##### INFORMATION SUPPLIED
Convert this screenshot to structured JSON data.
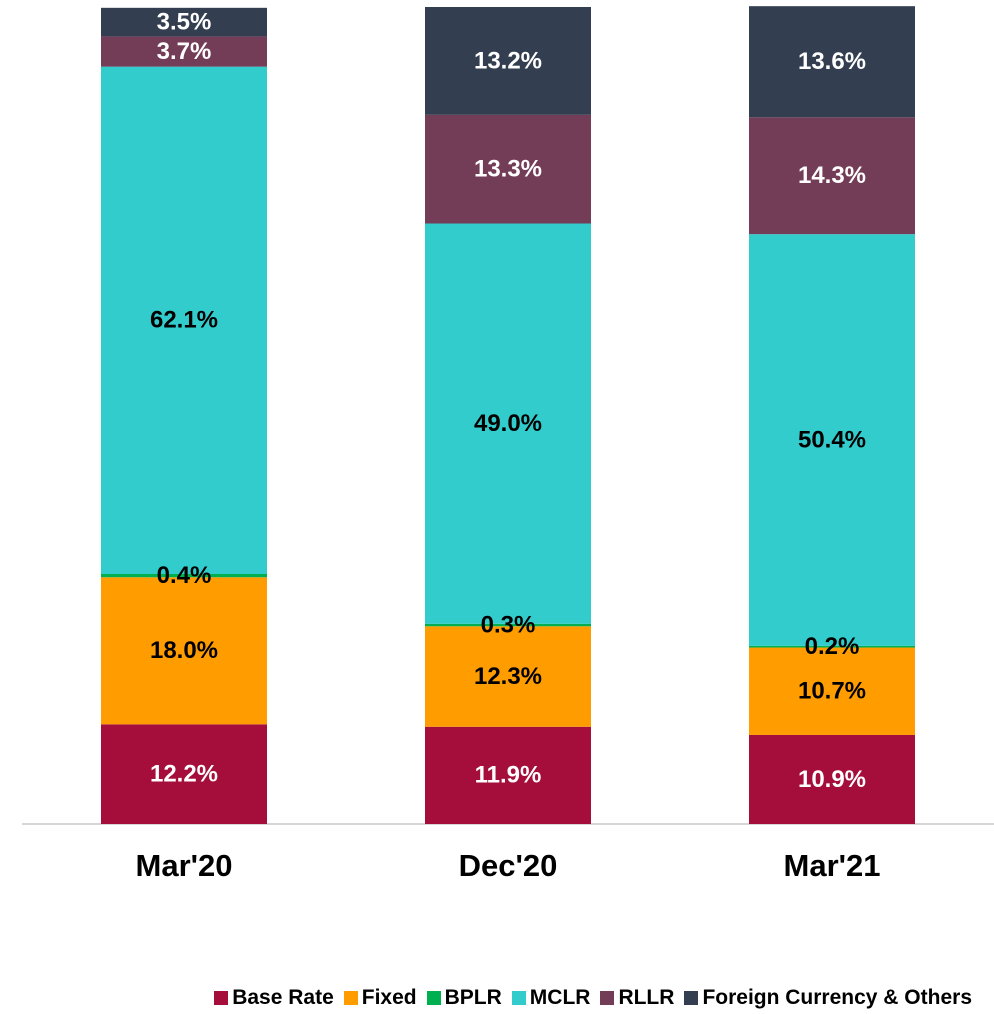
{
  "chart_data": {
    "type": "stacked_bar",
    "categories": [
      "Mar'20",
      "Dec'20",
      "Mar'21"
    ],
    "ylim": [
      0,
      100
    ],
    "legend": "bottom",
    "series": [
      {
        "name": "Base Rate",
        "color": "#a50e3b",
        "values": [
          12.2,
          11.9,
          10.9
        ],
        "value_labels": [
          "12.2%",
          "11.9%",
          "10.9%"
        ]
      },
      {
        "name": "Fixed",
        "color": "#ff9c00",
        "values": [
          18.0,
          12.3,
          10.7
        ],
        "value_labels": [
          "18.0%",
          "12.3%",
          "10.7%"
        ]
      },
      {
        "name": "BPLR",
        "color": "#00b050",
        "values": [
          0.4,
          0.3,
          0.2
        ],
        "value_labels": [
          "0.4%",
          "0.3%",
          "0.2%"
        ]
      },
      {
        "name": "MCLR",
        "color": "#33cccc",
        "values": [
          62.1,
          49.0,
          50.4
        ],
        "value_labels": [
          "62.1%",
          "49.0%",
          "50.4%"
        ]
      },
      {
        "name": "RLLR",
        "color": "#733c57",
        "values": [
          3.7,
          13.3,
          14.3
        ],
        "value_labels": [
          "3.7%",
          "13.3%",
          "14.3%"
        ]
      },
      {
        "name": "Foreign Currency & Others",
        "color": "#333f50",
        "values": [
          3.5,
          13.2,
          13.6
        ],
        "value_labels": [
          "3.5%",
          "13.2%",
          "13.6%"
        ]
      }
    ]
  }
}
##########
## SET TASK
Each record above should come back exactly the same, only without its pictures.

## CORRECT OUTPUT
Convert this screenshot to structured JSON data.
{
  "chart_data": {
    "type": "stacked_bar",
    "categories": [
      "Mar'20",
      "Dec'20",
      "Mar'21"
    ],
    "ylim": [
      0,
      100
    ],
    "legend": "bottom",
    "series": [
      {
        "name": "Base Rate",
        "color": "#a50e3b",
        "values": [
          12.2,
          11.9,
          10.9
        ],
        "value_labels": [
          "12.2%",
          "11.9%",
          "10.9%"
        ]
      },
      {
        "name": "Fixed",
        "color": "#ff9c00",
        "values": [
          18.0,
          12.3,
          10.7
        ],
        "value_labels": [
          "18.0%",
          "12.3%",
          "10.7%"
        ]
      },
      {
        "name": "BPLR",
        "color": "#00b050",
        "values": [
          0.4,
          0.3,
          0.2
        ],
        "value_labels": [
          "0.4%",
          "0.3%",
          "0.2%"
        ]
      },
      {
        "name": "MCLR",
        "color": "#33cccc",
        "values": [
          62.1,
          49.0,
          50.4
        ],
        "value_labels": [
          "62.1%",
          "49.0%",
          "50.4%"
        ]
      },
      {
        "name": "RLLR",
        "color": "#733c57",
        "values": [
          3.7,
          13.3,
          14.3
        ],
        "value_labels": [
          "3.7%",
          "13.3%",
          "14.3%"
        ]
      },
      {
        "name": "Foreign Currency & Others",
        "color": "#333f50",
        "values": [
          3.5,
          13.2,
          13.6
        ],
        "value_labels": [
          "3.5%",
          "13.2%",
          "13.6%"
        ]
      }
    ]
  }
}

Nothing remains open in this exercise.